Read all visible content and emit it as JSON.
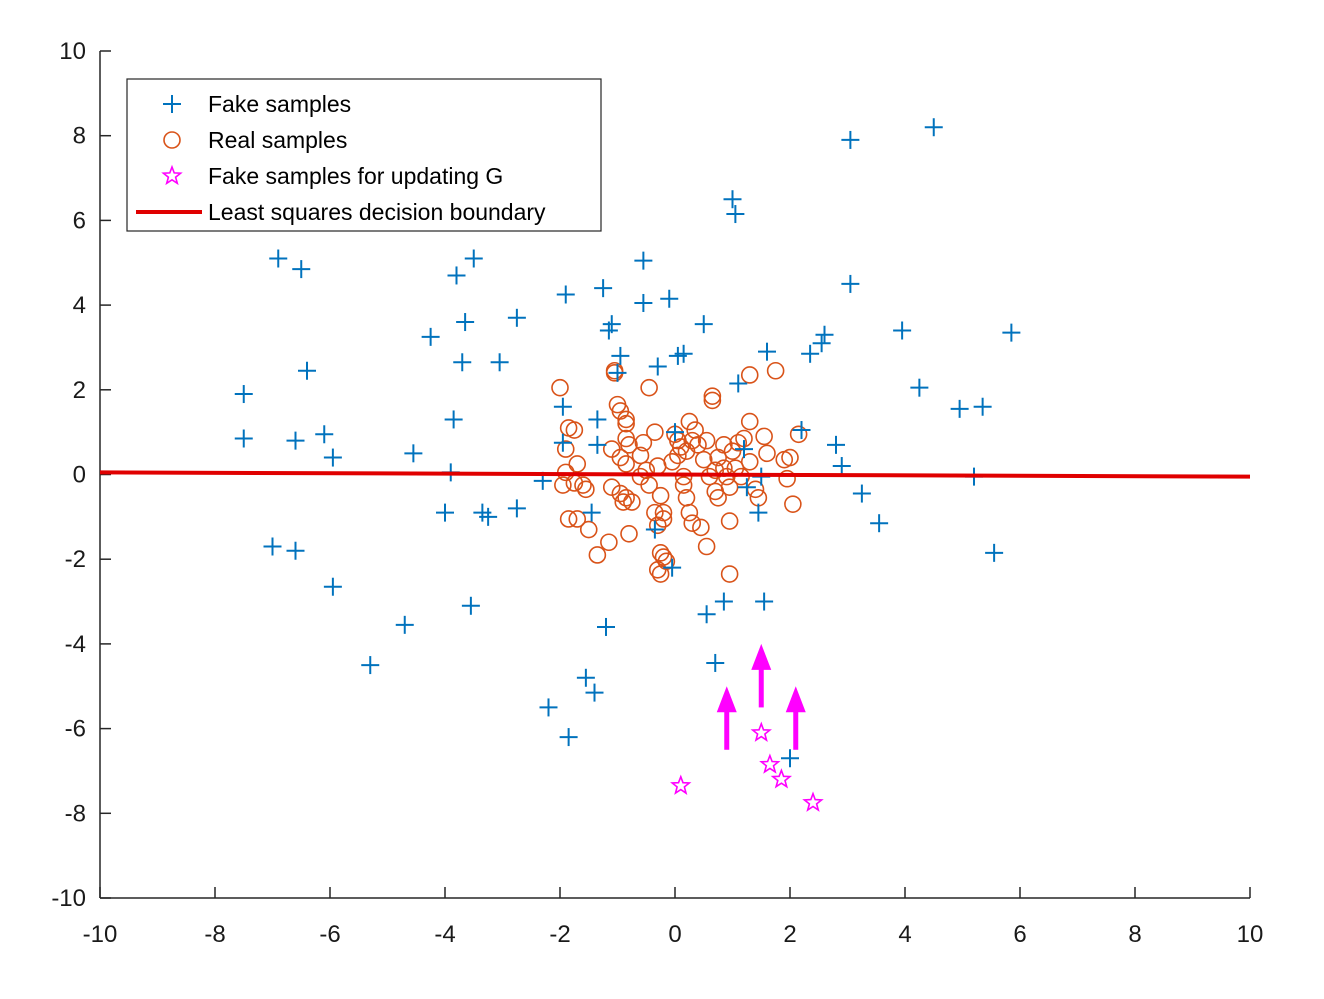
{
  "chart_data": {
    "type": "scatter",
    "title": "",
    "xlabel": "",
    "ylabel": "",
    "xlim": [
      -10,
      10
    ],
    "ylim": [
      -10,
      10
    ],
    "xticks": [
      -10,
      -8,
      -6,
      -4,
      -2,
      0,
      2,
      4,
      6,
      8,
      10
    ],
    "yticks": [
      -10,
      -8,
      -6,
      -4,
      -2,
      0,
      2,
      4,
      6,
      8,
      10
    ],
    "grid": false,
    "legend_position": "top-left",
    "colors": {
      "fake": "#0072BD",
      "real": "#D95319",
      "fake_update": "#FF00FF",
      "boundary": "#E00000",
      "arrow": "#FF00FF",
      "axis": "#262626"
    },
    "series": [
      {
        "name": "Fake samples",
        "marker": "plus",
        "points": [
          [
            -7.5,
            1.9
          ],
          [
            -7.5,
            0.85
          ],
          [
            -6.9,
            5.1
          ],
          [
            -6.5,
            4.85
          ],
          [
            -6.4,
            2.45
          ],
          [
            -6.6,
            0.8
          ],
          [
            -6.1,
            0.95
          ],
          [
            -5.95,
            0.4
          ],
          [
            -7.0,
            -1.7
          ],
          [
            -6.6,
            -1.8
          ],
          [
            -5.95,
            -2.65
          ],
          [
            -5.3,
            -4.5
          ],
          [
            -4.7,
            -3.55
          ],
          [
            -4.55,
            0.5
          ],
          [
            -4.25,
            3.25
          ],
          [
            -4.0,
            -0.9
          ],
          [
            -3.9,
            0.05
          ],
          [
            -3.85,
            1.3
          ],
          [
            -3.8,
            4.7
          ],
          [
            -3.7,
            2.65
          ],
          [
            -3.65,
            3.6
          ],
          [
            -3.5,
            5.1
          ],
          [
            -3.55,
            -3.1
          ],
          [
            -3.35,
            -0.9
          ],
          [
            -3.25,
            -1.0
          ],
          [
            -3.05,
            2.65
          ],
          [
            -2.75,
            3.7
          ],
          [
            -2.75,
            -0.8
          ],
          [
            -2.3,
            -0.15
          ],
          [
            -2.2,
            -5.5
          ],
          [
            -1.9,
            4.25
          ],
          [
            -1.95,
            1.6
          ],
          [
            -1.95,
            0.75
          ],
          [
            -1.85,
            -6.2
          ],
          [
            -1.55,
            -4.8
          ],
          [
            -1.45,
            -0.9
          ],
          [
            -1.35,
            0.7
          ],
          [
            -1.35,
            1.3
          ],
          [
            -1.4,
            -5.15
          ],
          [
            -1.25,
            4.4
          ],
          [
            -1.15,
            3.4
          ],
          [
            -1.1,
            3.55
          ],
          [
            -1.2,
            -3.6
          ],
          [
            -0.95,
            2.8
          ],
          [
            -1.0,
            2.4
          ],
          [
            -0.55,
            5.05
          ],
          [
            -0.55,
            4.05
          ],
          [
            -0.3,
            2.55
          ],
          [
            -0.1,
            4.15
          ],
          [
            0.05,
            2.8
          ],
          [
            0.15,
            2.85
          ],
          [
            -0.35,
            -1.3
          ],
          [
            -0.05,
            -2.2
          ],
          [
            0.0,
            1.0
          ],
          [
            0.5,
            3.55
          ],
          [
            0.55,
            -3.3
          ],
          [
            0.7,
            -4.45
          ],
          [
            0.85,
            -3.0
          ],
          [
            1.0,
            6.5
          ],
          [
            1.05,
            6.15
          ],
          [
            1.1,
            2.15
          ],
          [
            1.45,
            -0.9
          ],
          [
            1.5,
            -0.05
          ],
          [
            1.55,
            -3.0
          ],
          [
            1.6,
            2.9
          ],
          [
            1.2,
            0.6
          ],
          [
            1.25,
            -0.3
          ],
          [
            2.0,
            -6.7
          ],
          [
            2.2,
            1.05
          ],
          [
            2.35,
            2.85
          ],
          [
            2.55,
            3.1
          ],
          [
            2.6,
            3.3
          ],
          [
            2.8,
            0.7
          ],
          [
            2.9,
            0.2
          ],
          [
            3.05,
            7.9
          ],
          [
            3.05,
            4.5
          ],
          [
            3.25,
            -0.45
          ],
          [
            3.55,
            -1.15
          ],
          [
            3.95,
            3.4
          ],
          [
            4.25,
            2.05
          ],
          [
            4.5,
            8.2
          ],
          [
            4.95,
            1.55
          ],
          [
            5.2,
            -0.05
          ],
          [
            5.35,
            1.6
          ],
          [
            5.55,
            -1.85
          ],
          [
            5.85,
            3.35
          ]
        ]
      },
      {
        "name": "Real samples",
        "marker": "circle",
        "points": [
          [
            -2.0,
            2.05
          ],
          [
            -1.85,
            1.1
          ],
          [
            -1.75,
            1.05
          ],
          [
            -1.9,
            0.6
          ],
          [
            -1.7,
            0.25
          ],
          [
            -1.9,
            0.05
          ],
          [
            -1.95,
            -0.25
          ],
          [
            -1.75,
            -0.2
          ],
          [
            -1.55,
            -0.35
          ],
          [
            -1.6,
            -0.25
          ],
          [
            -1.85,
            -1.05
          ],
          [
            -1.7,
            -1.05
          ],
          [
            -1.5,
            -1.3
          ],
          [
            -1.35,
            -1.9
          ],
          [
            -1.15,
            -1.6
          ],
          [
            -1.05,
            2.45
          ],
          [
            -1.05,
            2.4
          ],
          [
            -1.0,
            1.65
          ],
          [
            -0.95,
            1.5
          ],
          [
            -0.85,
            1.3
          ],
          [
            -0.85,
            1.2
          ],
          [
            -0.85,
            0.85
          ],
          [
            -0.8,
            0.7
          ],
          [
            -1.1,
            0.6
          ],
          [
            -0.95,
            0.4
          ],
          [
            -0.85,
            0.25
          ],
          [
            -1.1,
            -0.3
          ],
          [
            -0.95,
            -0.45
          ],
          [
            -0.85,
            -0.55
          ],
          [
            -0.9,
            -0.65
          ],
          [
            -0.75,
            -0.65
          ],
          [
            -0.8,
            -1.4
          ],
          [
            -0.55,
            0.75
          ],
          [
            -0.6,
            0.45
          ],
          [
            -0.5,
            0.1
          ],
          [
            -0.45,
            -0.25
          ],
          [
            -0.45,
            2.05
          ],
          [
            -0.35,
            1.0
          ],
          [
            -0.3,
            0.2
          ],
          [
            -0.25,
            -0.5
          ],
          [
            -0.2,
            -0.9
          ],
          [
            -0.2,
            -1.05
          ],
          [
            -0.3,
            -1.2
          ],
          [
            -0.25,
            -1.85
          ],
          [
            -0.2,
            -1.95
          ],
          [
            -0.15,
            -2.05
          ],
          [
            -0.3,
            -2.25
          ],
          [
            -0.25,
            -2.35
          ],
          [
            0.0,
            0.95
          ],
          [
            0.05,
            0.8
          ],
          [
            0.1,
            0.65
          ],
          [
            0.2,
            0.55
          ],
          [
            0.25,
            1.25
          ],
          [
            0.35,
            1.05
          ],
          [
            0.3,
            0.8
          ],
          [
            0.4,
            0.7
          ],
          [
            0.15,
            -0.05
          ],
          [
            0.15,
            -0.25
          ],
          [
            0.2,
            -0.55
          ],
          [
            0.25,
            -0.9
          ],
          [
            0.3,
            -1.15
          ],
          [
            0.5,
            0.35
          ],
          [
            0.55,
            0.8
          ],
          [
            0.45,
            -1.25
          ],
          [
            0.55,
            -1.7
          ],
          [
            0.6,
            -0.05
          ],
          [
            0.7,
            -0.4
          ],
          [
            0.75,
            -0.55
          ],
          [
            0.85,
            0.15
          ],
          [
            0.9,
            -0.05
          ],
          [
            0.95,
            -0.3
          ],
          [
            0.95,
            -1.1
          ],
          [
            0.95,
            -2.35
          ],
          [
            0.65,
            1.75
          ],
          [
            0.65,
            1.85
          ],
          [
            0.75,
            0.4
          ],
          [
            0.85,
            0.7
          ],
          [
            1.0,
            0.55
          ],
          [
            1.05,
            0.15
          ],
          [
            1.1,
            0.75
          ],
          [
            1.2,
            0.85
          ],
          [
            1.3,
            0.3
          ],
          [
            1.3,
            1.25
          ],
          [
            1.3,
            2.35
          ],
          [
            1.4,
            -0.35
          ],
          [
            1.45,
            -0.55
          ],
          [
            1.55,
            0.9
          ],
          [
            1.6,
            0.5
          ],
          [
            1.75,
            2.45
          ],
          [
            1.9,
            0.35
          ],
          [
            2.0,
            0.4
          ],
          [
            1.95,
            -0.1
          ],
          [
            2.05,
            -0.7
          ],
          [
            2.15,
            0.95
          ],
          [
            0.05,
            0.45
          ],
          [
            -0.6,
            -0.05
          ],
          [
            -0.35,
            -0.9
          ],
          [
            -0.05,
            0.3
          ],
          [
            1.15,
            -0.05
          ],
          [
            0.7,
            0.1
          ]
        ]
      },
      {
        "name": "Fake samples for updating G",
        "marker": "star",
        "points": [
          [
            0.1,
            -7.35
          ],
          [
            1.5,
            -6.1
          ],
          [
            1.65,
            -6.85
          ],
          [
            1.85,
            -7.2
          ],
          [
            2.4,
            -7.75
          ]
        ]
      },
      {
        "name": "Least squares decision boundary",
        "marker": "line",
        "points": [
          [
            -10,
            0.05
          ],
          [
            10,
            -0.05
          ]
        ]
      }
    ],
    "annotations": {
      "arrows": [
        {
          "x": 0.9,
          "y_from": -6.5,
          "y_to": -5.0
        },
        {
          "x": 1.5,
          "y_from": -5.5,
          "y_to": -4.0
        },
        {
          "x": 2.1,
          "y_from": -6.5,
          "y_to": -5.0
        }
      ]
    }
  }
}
· · ·
◆ Your goal ◆
List the lines of the material in which the word "samples" occurs.

◆ Written answer ◆
        "name": "Fake samples",
        "name": "Real samples",
        "name": "Fake samples for updating G",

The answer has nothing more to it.